§ Task requirements
The records that follow must be repeated verbatim, every one of them.

(Extracted records)

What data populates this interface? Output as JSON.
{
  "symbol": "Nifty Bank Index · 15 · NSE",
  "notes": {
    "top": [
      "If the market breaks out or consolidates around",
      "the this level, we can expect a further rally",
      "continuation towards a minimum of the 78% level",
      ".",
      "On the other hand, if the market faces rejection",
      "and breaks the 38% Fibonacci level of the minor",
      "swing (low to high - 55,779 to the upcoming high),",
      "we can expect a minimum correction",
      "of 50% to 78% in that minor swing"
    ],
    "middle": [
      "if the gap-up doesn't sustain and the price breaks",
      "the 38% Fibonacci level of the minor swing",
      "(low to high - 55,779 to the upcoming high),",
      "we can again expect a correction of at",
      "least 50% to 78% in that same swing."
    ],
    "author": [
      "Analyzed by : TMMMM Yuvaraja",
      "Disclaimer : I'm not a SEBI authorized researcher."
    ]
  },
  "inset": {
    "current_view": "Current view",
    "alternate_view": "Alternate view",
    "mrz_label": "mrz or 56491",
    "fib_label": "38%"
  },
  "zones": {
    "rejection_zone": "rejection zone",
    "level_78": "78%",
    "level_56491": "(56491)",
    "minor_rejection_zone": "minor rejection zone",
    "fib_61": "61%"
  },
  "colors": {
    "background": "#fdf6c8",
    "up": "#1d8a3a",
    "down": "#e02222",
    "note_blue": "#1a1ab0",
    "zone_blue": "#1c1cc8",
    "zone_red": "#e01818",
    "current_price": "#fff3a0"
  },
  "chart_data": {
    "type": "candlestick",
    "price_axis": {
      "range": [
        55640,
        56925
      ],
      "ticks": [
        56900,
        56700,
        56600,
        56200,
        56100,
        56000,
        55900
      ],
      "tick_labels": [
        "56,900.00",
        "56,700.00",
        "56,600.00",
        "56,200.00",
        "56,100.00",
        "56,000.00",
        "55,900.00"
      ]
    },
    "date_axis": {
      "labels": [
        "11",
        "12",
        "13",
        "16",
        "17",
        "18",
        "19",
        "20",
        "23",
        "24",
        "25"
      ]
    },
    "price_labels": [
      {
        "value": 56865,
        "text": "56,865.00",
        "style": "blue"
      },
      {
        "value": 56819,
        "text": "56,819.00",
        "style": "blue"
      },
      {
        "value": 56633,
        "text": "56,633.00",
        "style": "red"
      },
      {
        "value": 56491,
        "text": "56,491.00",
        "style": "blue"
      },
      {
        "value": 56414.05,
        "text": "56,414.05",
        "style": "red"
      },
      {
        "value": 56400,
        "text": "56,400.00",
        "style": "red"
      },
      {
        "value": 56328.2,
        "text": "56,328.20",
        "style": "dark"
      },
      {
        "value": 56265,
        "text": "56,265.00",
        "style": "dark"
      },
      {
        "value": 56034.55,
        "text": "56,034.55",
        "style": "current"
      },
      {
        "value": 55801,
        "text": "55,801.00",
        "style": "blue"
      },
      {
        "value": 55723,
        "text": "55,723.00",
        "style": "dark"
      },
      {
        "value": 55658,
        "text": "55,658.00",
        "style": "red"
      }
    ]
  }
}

§ Task result
What data populates this interface? Output as JSON.
{
  "symbol": "Nifty Bank Index · 15 · NSE",
  "notes": {
    "top": [
      "If the market breaks out or consolidates around",
      "the this level, we can expect a further rally",
      "continuation towards a minimum of the 78% level",
      ".",
      "On the other hand, if the market faces rejection",
      "and breaks the 38% Fibonacci level of the minor",
      "swing (low to high - 55,779 to the upcoming high),",
      "we can expect a minimum correction",
      "of 50% to 78% in that minor swing"
    ],
    "middle": [
      "if the gap-up doesn't sustain and the price breaks",
      "the 38% Fibonacci level of the minor swing",
      "(low to high - 55,779 to the upcoming high),",
      "we can again expect a correction of at",
      "least 50% to 78% in that same swing."
    ],
    "author": [
      "Analyzed by : TMMMM Yuvaraja",
      "Disclaimer : I'm not a SEBI authorized researcher."
    ]
  },
  "inset": {
    "current_view": "Current view",
    "alternate_view": "Alternate view",
    "mrz_label": "mrz or 56491",
    "fib_label": "38%"
  },
  "zones": {
    "rejection_zone": "rejection zone",
    "level_78": "78%",
    "level_56491": "(56491)",
    "minor_rejection_zone": "minor rejection zone",
    "fib_61": "61%"
  },
  "colors": {
    "background": "#fdf6c8",
    "up": "#1d8a3a",
    "down": "#e02222",
    "note_blue": "#1a1ab0",
    "zone_blue": "#1c1cc8",
    "zone_red": "#e01818",
    "current_price": "#fff3a0"
  },
  "chart_data": {
    "type": "candlestick",
    "price_axis": {
      "range": [
        55640,
        56925
      ],
      "ticks": [
        56900,
        56700,
        56600,
        56200,
        56100,
        56000,
        55900
      ],
      "tick_labels": [
        "56,900.00",
        "56,700.00",
        "56,600.00",
        "56,200.00",
        "56,100.00",
        "56,000.00",
        "55,900.00"
      ]
    },
    "date_axis": {
      "labels": [
        "11",
        "12",
        "13",
        "16",
        "17",
        "18",
        "19",
        "20",
        "23",
        "24",
        "25"
      ]
    },
    "price_labels": [
      {
        "value": 56865,
        "text": "56,865.00",
        "style": "blue"
      },
      {
        "value": 56819,
        "text": "56,819.00",
        "style": "blue"
      },
      {
        "value": 56633,
        "text": "56,633.00",
        "style": "red"
      },
      {
        "value": 56491,
        "text": "56,491.00",
        "style": "blue"
      },
      {
        "value": 56414.05,
        "text": "56,414.05",
        "style": "red"
      },
      {
        "value": 56400,
        "text": "56,400.00",
        "style": "red"
      },
      {
        "value": 56328.2,
        "text": "56,328.20",
        "style": "dark"
      },
      {
        "value": 56265,
        "text": "56,265.00",
        "style": "dark"
      },
      {
        "value": 56034.55,
        "text": "56,034.55",
        "style": "current"
      },
      {
        "value": 55801,
        "text": "55,801.00",
        "style": "blue"
      },
      {
        "value": 55723,
        "text": "55,723.00",
        "style": "dark"
      },
      {
        "value": 55658,
        "text": "55,658.00",
        "style": "red"
      }
    ]
  }
}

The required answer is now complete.